BEGIN DATA EXCERPTS

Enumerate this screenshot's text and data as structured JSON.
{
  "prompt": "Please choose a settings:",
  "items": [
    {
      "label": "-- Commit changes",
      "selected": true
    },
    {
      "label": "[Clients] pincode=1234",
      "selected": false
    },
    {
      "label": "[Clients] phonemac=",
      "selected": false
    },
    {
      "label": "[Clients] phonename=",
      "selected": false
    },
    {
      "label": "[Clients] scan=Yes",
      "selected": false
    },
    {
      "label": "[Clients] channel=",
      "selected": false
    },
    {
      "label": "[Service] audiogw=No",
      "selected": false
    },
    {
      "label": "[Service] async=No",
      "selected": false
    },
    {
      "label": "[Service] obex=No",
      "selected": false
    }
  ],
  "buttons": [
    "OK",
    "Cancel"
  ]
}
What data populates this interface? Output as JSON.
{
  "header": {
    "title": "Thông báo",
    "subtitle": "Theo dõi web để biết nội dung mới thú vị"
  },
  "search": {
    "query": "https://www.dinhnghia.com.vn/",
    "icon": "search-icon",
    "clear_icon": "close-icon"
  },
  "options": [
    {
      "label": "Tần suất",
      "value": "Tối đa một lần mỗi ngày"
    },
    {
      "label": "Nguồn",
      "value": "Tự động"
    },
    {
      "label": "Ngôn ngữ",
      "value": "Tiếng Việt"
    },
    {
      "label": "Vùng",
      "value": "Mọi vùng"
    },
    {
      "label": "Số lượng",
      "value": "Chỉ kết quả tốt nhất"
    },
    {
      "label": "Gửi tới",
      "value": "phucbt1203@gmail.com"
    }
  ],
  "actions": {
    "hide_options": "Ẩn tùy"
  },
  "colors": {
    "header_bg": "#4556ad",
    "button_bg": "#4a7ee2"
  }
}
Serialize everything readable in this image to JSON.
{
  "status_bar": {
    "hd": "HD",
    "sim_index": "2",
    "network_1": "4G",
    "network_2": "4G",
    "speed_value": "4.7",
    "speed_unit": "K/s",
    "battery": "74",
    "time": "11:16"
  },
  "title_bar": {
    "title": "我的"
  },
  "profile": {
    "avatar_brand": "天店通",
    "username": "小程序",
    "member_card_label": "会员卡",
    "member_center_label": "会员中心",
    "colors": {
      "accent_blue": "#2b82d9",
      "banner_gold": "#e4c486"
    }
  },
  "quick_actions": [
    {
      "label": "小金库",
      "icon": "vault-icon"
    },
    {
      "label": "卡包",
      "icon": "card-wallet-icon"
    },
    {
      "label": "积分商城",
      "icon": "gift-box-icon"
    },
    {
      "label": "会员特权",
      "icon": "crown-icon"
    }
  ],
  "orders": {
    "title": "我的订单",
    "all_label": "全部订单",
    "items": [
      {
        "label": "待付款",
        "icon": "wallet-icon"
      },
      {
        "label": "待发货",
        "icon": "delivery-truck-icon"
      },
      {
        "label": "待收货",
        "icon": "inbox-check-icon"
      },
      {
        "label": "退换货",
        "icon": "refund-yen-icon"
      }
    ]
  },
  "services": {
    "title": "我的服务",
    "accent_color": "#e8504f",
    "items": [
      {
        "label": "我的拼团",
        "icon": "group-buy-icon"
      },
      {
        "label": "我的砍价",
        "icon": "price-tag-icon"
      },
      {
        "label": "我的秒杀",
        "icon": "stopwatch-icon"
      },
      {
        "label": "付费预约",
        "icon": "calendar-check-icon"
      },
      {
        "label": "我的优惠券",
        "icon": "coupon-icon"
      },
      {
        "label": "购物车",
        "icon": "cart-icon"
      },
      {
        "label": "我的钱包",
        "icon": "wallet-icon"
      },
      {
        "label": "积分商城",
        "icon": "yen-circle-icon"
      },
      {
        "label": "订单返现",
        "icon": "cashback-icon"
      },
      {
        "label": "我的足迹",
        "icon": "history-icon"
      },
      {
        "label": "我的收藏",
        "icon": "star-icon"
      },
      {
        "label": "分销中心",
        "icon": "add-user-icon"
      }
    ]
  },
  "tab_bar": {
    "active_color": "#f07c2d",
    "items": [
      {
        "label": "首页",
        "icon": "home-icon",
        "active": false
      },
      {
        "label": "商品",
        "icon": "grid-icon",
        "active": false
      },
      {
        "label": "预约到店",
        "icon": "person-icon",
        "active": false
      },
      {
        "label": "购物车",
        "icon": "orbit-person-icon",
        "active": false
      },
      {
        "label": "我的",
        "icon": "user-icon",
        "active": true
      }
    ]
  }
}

END DATA EXCERPTS

- PROBLEM REQUIREMENTS:
Return the material in full, exactly as shown.

- FINISHED ANSWER:
Enumerate this screenshot's text and data as structured JSON.
{
  "prompt": "Please choose a settings:",
  "items": [
    {
      "label": "-- Commit changes",
      "selected": true
    },
    {
      "label": "[Clients] pincode=1234",
      "selected": false
    },
    {
      "label": "[Clients] phonemac=",
      "selected": false
    },
    {
      "label": "[Clients] phonename=",
      "selected": false
    },
    {
      "label": "[Clients] scan=Yes",
      "selected": false
    },
    {
      "label": "[Clients] channel=",
      "selected": false
    },
    {
      "label": "[Service] audiogw=No",
      "selected": false
    },
    {
      "label": "[Service] async=No",
      "selected": false
    },
    {
      "label": "[Service] obex=No",
      "selected": false
    }
  ],
  "buttons": [
    "OK",
    "Cancel"
  ]
}
What data populates this interface? Output as JSON.
{
  "header": {
    "title": "Thông báo",
    "subtitle": "Theo dõi web để biết nội dung mới thú vị"
  },
  "search": {
    "query": "https://www.dinhnghia.com.vn/",
    "icon": "search-icon",
    "clear_icon": "close-icon"
  },
  "options": [
    {
      "label": "Tần suất",
      "value": "Tối đa một lần mỗi ngày"
    },
    {
      "label": "Nguồn",
      "value": "Tự động"
    },
    {
      "label": "Ngôn ngữ",
      "value": "Tiếng Việt"
    },
    {
      "label": "Vùng",
      "value": "Mọi vùng"
    },
    {
      "label": "Số lượng",
      "value": "Chỉ kết quả tốt nhất"
    },
    {
      "label": "Gửi tới",
      "value": "phucbt1203@gmail.com"
    }
  ],
  "actions": {
    "hide_options": "Ẩn tùy"
  },
  "colors": {
    "header_bg": "#4556ad",
    "button_bg": "#4a7ee2"
  }
}
Serialize everything readable in this image to JSON.
{
  "status_bar": {
    "hd": "HD",
    "sim_index": "2",
    "network_1": "4G",
    "network_2": "4G",
    "speed_value": "4.7",
    "speed_unit": "K/s",
    "battery": "74",
    "time": "11:16"
  },
  "title_bar": {
    "title": "我的"
  },
  "profile": {
    "avatar_brand": "天店通",
    "username": "小程序",
    "member_card_label": "会员卡",
    "member_center_label": "会员中心",
    "colors": {
      "accent_blue": "#2b82d9",
      "banner_gold": "#e4c486"
    }
  },
  "quick_actions": [
    {
      "label": "小金库",
      "icon": "vault-icon"
    },
    {
      "label": "卡包",
      "icon": "card-wallet-icon"
    },
    {
      "label": "积分商城",
      "icon": "gift-box-icon"
    },
    {
      "label": "会员特权",
      "icon": "crown-icon"
    }
  ],
  "orders": {
    "title": "我的订单",
    "all_label": "全部订单",
    "items": [
      {
        "label": "待付款",
        "icon": "wallet-icon"
      },
      {
        "label": "待发货",
        "icon": "delivery-truck-icon"
      },
      {
        "label": "待收货",
        "icon": "inbox-check-icon"
      },
      {
        "label": "退换货",
        "icon": "refund-yen-icon"
      }
    ]
  },
  "services": {
    "title": "我的服务",
    "accent_color": "#e8504f",
    "items": [
      {
        "label": "我的拼团",
        "icon": "group-buy-icon"
      },
      {
        "label": "我的砍价",
        "icon": "price-tag-icon"
      },
      {
        "label": "我的秒杀",
        "icon": "stopwatch-icon"
      },
      {
        "label": "付费预约",
        "icon": "calendar-check-icon"
      },
      {
        "label": "我的优惠券",
        "icon": "coupon-icon"
      },
      {
        "label": "购物车",
        "icon": "cart-icon"
      },
      {
        "label": "我的钱包",
        "icon": "wallet-icon"
      },
      {
        "label": "积分商城",
        "icon": "yen-circle-icon"
      },
      {
        "label": "订单返现",
        "icon": "cashback-icon"
      },
      {
        "label": "我的足迹",
        "icon": "history-icon"
      },
      {
        "label": "我的收藏",
        "icon": "star-icon"
      },
      {
        "label": "分销中心",
        "icon": "add-user-icon"
      }
    ]
  },
  "tab_bar": {
    "active_color": "#f07c2d",
    "items": [
      {
        "label": "首页",
        "icon": "home-icon",
        "active": false
      },
      {
        "label": "商品",
        "icon": "grid-icon",
        "active": false
      },
      {
        "label": "预约到店",
        "icon": "person-icon",
        "active": false
      },
      {
        "label": "购物车",
        "icon": "orbit-person-icon",
        "active": false
      },
      {
        "label": "我的",
        "icon": "user-icon",
        "active": true
      }
    ]
  }
}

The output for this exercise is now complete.